WRITTEN EXERCISE:
Each line that holds the word "Corrected" is to be identified and copied.
## Begin
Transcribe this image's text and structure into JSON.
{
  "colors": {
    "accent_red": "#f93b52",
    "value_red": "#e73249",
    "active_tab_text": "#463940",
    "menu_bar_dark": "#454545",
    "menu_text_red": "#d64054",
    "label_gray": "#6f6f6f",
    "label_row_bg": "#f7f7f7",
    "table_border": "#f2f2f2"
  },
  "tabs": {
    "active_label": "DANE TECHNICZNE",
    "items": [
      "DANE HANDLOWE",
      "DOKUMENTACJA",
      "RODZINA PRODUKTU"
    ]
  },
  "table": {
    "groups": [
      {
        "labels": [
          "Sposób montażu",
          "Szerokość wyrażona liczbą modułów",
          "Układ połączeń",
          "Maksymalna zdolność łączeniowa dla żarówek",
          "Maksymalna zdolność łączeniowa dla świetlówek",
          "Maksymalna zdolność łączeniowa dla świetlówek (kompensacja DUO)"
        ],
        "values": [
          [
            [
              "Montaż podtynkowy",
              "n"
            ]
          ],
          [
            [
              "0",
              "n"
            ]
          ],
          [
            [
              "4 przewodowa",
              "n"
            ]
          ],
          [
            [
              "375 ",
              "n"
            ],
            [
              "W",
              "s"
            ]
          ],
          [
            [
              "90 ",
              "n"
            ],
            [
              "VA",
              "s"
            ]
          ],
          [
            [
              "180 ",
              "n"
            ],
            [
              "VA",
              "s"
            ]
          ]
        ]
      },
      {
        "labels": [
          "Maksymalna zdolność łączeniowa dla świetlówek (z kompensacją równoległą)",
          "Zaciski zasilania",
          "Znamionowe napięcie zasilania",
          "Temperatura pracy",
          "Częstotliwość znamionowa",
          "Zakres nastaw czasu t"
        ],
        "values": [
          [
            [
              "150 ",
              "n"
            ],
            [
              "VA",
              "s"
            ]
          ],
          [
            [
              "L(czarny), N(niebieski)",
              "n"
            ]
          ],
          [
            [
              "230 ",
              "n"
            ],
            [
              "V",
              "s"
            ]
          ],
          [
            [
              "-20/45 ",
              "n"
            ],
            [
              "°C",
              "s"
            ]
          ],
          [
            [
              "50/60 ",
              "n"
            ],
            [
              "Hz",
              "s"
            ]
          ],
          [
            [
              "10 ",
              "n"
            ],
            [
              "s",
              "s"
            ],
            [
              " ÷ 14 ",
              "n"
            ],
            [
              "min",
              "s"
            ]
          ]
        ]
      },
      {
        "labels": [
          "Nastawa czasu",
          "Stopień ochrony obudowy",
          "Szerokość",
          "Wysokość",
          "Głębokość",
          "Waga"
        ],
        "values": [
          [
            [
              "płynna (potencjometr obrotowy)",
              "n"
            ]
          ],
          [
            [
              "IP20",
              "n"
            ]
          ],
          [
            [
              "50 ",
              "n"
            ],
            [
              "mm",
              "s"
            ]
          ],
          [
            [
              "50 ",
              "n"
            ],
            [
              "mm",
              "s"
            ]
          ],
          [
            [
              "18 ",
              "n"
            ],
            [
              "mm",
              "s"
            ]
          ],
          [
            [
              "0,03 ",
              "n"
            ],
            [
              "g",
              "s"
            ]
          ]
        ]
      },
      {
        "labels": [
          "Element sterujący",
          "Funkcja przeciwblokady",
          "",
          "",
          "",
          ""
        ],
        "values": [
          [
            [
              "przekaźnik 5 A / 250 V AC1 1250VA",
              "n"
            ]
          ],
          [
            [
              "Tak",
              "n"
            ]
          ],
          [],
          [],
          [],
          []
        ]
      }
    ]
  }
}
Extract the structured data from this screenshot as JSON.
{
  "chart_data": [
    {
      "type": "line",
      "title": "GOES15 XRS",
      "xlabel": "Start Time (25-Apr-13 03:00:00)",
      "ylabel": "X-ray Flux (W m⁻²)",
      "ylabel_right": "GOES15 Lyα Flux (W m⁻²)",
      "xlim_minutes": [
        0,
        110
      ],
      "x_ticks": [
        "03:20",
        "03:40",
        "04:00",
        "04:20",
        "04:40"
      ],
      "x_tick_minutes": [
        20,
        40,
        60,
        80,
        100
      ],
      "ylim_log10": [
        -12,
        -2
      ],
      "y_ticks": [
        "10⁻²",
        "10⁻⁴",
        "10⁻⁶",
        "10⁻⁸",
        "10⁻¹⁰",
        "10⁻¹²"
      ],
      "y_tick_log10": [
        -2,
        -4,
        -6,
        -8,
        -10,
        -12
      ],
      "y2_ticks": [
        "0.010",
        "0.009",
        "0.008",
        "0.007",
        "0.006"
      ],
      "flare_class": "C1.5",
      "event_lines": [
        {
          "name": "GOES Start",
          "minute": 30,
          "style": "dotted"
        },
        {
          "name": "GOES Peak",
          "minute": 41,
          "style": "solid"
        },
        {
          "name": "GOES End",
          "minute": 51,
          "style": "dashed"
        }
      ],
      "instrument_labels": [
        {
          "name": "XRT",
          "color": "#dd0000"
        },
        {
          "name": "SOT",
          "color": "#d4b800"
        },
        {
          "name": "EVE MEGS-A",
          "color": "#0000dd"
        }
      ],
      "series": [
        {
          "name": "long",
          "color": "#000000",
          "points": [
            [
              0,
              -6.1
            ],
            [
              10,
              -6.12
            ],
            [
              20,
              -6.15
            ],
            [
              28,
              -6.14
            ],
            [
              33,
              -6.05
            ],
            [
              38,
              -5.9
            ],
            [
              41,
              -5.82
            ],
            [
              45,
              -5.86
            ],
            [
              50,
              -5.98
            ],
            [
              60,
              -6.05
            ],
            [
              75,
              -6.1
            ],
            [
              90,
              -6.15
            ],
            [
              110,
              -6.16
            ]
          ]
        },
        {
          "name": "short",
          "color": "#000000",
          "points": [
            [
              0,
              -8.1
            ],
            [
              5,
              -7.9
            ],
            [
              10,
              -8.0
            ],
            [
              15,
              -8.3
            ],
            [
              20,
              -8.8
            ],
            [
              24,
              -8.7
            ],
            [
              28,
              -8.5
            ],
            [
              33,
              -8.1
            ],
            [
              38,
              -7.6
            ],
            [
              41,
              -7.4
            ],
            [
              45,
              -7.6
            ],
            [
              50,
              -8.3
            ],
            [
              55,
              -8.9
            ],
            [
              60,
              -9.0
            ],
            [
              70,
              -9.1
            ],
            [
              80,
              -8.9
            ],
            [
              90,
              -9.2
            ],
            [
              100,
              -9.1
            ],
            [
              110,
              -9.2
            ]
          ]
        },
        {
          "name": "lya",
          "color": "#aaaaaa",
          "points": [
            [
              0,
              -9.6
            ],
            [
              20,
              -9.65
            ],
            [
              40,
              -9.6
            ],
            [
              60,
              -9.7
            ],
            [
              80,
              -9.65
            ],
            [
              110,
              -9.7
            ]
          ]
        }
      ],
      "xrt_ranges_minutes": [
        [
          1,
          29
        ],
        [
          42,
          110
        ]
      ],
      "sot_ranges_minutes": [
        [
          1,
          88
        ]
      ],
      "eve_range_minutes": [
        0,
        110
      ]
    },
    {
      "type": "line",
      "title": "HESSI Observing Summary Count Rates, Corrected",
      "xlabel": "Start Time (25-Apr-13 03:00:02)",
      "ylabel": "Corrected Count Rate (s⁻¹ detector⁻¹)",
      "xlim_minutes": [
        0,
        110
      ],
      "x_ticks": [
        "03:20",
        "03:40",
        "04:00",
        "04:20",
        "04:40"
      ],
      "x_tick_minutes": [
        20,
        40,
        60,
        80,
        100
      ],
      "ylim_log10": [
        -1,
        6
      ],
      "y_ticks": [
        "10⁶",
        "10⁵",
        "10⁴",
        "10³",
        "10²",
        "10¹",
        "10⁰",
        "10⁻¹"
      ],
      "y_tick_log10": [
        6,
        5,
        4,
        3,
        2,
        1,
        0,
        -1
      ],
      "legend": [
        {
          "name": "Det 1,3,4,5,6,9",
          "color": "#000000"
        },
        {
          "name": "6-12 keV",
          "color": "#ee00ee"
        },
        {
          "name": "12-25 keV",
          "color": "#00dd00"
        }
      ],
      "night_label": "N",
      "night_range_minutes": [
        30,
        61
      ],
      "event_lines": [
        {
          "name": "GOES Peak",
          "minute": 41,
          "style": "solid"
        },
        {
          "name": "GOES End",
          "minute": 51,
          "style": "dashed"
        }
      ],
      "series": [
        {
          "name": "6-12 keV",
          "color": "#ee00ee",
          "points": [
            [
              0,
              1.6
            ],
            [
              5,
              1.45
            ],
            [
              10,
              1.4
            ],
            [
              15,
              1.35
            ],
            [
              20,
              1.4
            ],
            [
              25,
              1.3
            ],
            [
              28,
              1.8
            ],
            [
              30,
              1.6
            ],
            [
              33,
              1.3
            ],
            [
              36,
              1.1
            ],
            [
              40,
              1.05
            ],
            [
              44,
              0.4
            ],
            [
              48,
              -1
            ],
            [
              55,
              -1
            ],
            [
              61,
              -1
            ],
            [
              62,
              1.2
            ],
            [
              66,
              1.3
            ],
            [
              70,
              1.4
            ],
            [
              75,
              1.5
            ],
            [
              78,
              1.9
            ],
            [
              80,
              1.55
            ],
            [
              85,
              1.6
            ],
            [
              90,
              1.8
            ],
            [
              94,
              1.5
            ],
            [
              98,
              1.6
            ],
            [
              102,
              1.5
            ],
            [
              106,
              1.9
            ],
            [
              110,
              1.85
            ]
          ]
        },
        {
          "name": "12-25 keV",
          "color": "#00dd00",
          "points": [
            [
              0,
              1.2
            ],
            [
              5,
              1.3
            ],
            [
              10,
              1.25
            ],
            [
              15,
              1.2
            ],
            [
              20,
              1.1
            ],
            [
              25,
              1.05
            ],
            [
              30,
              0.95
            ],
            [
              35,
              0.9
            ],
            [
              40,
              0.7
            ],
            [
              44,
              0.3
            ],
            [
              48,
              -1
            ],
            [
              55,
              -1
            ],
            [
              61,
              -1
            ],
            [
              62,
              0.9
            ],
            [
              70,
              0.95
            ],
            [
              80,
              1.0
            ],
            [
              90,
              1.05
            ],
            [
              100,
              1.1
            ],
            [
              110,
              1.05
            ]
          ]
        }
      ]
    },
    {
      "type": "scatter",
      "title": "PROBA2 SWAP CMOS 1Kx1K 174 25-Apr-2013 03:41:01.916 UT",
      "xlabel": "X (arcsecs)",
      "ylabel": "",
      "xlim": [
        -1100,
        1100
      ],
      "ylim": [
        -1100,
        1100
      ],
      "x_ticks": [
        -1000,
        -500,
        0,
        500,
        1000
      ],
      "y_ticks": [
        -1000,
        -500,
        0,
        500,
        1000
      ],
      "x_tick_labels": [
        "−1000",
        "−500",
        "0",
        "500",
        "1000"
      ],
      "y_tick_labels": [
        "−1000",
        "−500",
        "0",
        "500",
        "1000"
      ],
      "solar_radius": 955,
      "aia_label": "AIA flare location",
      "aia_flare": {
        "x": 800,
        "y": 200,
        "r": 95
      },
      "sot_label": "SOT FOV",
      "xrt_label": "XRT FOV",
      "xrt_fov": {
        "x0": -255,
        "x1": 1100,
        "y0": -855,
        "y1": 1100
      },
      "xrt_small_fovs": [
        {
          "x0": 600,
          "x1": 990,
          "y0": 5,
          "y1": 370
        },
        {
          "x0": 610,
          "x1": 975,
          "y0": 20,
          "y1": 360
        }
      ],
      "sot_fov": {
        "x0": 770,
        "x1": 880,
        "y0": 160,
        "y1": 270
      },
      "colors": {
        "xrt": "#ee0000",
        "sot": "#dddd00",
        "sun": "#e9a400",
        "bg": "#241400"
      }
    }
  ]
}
## End
RESULT FOR THIS TASK:
      "title": "HESSI Observing Summary Count Rates, Corrected",
      "ylabel": "Corrected Count Rate (s⁻¹ detector⁻¹)",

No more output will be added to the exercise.